▶ [Job] Identify each line below that contains the word "with", and copy it out.

Supplied records start

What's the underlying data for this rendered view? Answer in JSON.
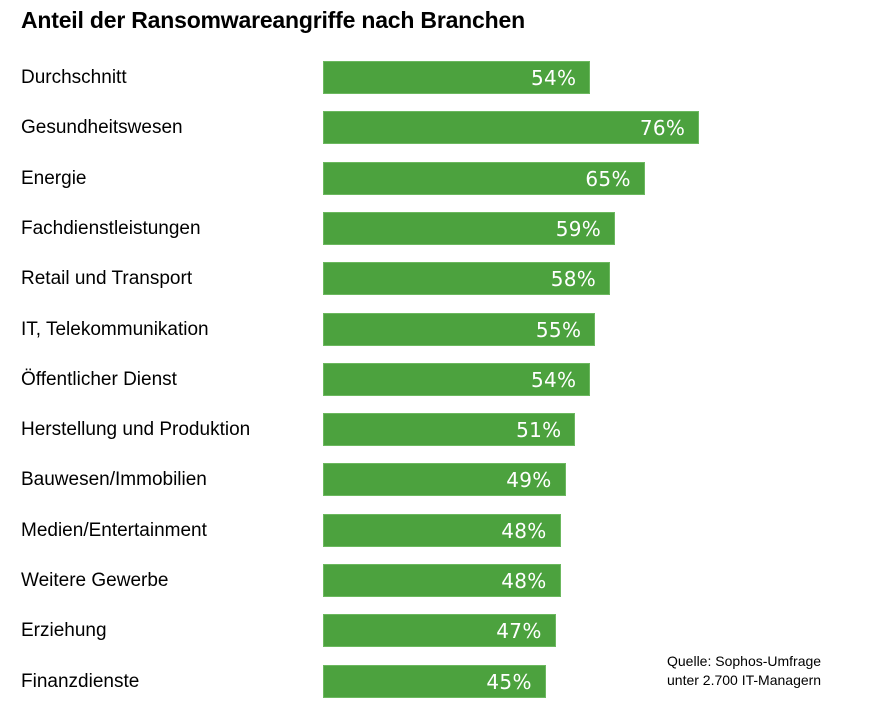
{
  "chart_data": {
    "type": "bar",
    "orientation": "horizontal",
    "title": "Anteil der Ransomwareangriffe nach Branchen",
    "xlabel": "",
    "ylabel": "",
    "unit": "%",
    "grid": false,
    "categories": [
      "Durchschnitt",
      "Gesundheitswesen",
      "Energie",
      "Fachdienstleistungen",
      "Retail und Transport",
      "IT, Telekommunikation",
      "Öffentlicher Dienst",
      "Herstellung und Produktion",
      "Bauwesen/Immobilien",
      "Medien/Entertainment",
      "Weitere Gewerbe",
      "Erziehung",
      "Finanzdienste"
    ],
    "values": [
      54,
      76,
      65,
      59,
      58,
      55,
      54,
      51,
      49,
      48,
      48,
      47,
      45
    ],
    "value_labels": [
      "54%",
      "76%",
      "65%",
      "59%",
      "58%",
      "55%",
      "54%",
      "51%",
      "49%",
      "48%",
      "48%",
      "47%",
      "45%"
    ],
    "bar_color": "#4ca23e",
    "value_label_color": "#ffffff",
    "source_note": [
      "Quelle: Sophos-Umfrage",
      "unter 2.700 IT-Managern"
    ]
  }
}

Supplied records end
Supplied records start

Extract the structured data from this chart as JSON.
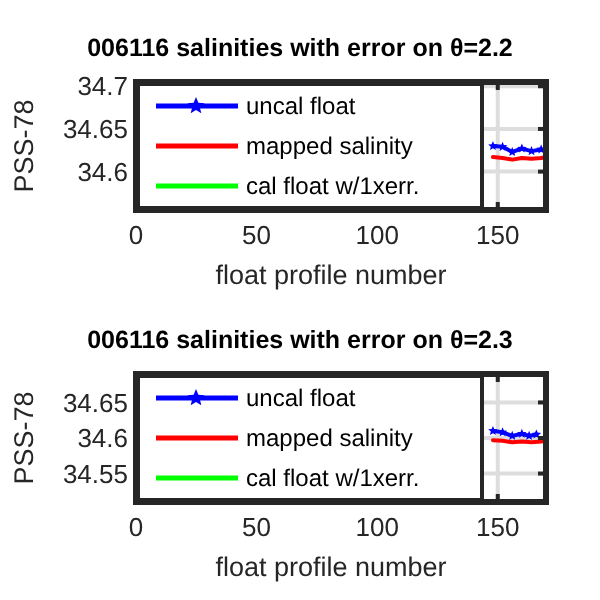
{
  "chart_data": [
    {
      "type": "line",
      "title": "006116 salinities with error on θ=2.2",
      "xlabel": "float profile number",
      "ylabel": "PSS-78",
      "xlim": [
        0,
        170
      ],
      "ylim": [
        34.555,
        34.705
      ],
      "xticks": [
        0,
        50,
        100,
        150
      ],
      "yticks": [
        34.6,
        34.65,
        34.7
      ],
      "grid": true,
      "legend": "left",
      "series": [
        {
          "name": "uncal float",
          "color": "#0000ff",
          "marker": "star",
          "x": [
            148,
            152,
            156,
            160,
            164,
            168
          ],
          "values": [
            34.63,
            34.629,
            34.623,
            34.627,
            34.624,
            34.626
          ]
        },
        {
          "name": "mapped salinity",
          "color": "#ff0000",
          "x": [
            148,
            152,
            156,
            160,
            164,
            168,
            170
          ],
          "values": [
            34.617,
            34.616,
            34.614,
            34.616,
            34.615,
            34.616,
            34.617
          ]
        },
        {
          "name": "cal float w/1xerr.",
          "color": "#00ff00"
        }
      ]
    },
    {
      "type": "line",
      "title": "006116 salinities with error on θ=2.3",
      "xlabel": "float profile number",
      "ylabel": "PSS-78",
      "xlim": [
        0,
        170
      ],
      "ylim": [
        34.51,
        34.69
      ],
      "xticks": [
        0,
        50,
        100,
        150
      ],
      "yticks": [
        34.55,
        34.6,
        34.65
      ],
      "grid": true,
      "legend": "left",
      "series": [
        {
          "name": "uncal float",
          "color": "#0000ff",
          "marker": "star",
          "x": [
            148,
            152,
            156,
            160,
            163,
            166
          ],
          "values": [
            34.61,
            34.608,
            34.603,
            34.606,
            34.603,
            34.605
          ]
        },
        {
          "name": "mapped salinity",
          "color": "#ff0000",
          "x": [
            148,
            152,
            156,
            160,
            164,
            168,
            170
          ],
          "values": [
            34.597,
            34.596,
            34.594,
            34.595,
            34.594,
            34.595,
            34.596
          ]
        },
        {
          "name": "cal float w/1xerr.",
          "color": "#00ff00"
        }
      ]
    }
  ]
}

Supplied records end

▶ [Answer to the task]
      "title": "006116 salinities with error on θ=2.2",
      "title": "006116 salinities with error on θ=2.3",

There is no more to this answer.